(Records from a data collection)
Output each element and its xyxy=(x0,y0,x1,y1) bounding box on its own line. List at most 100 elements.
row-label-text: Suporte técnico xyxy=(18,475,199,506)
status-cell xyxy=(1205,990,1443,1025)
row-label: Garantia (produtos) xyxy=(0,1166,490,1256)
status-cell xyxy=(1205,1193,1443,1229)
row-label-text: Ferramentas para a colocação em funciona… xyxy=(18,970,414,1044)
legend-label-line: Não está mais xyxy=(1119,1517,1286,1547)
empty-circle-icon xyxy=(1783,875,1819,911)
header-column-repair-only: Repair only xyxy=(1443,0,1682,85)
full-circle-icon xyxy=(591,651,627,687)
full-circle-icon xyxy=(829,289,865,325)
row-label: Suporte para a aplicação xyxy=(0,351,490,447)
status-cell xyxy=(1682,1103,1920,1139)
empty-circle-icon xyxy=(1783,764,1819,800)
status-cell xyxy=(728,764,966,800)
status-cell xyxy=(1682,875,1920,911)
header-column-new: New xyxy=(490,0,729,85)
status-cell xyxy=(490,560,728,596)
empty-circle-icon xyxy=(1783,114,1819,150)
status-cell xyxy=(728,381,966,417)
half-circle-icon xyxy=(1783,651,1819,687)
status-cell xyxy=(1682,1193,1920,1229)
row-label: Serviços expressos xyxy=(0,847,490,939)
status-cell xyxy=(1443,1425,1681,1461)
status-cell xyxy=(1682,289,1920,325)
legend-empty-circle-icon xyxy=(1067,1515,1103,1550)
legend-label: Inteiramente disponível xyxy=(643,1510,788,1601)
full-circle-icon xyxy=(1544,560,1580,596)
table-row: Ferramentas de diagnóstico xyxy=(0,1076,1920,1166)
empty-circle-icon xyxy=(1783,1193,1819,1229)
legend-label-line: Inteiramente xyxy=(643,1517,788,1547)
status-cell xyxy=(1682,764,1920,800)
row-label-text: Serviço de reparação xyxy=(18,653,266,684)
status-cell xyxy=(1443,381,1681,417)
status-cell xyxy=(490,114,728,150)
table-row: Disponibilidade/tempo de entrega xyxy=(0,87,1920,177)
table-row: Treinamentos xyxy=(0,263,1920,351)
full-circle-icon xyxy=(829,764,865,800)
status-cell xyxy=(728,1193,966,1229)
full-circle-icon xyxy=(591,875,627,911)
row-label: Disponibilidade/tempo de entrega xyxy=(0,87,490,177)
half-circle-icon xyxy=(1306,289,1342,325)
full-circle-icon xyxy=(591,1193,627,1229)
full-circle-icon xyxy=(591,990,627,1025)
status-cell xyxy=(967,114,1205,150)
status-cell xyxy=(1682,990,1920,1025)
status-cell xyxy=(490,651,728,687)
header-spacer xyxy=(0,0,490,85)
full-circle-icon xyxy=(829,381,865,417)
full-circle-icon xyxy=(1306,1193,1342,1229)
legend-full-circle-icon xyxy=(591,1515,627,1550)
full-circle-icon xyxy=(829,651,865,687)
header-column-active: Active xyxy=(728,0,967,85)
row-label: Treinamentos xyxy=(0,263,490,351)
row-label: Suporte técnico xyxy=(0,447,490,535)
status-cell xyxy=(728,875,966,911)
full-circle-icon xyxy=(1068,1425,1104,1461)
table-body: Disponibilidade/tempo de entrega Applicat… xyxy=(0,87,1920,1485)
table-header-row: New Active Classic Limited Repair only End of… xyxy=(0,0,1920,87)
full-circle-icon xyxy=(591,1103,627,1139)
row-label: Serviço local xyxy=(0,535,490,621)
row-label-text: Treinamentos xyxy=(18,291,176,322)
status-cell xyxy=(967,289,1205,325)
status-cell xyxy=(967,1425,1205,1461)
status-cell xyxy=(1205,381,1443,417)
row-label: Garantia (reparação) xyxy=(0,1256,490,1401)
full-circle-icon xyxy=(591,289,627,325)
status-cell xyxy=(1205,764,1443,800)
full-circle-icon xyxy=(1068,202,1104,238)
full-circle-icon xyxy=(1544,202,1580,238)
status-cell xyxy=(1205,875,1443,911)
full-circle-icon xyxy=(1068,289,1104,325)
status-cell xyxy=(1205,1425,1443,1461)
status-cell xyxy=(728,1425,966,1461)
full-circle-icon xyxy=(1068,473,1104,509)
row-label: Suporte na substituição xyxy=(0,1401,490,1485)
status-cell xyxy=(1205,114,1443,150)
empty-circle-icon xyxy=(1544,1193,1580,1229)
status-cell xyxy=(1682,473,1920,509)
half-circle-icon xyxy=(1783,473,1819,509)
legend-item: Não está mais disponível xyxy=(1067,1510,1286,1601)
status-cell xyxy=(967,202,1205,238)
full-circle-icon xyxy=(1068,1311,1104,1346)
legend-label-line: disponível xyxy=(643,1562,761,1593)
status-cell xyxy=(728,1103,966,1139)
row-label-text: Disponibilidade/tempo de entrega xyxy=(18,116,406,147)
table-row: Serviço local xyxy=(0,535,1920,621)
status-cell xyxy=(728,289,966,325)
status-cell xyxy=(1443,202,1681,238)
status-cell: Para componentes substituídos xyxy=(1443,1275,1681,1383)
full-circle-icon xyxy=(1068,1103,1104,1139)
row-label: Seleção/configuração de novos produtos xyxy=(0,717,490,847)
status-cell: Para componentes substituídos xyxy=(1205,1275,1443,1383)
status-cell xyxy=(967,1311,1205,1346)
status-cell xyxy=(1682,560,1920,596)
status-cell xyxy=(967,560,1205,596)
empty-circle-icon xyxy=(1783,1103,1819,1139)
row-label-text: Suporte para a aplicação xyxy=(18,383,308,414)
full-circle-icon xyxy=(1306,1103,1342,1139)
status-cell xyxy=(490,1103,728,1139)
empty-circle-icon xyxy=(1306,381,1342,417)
--
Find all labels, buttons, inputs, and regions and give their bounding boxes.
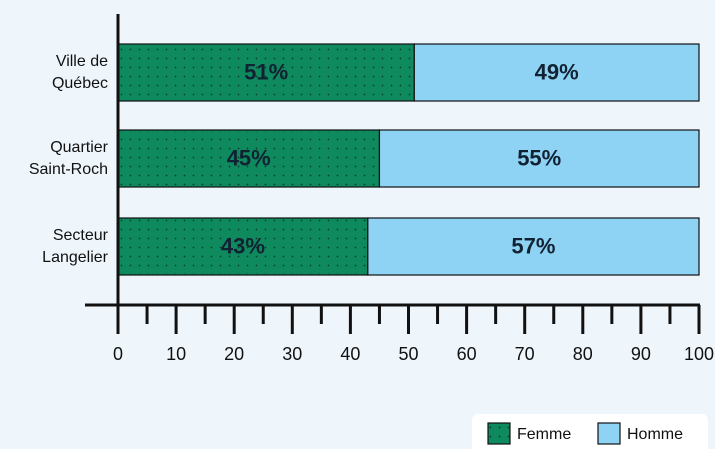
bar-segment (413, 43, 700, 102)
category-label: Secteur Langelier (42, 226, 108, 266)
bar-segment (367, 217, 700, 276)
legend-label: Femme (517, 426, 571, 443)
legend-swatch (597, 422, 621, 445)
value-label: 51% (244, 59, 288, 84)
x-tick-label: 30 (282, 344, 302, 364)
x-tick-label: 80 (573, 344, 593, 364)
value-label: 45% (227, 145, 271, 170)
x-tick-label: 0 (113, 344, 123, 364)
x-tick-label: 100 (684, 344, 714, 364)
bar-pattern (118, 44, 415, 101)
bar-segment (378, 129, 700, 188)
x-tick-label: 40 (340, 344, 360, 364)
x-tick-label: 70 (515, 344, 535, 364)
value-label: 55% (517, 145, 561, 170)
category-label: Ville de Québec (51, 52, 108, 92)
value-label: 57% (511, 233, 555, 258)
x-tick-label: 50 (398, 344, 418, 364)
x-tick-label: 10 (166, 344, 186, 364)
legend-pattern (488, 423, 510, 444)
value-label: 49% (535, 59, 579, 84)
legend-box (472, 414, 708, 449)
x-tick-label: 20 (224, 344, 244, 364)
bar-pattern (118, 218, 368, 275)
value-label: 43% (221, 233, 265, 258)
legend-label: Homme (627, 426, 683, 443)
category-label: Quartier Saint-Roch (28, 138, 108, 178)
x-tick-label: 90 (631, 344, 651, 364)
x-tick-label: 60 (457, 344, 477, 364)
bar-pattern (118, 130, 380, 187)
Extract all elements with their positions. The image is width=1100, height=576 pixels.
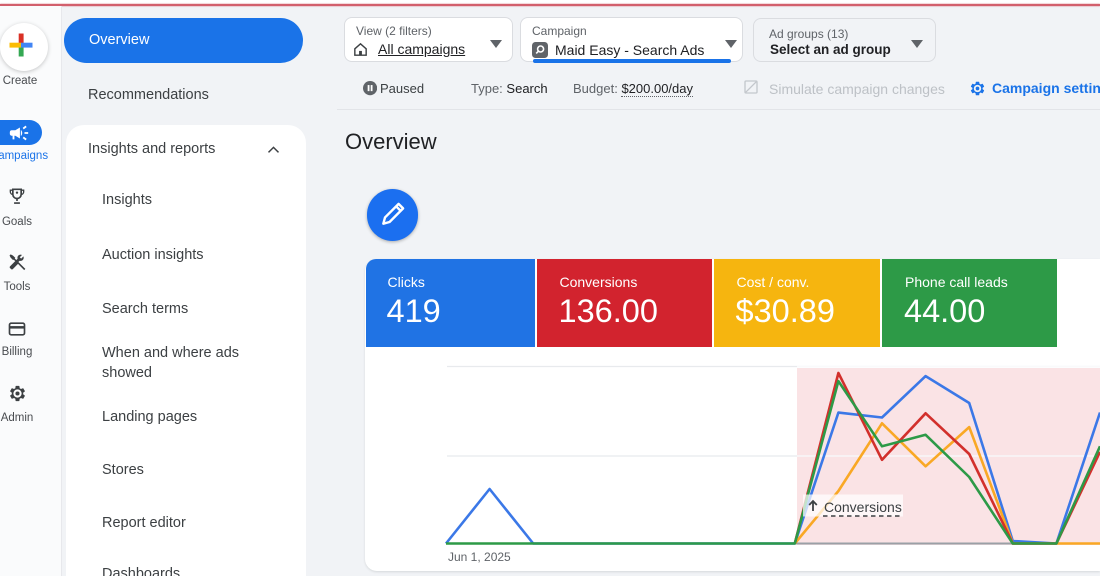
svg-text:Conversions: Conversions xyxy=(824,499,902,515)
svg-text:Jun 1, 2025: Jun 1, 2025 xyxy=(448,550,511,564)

STATED PROBLEM:
Copy the lines above verbatim, from the line holding "bar-segment (413, 43, 700, 102)" through the line holding "x-tick-label: 50 (398, 344, 418, 364)", inclusive.

WRITTEN RESPONSE:
bar-segment (413, 43, 700, 102)
category-label: Secteur Langelier (42, 226, 108, 266)
bar-segment (367, 217, 700, 276)
legend-label: Femme (517, 426, 571, 443)
legend-swatch (597, 422, 621, 445)
value-label: 51% (244, 59, 288, 84)
x-tick-label: 30 (282, 344, 302, 364)
x-tick-label: 80 (573, 344, 593, 364)
value-label: 45% (227, 145, 271, 170)
x-tick-label: 0 (113, 344, 123, 364)
x-tick-label: 100 (684, 344, 714, 364)
bar-pattern (118, 44, 415, 101)
bar-segment (378, 129, 700, 188)
x-tick-label: 40 (340, 344, 360, 364)
x-tick-label: 70 (515, 344, 535, 364)
value-label: 55% (517, 145, 561, 170)
category-label: Ville de Québec (51, 52, 108, 92)
value-label: 57% (511, 233, 555, 258)
x-tick-label: 50 (398, 344, 418, 364)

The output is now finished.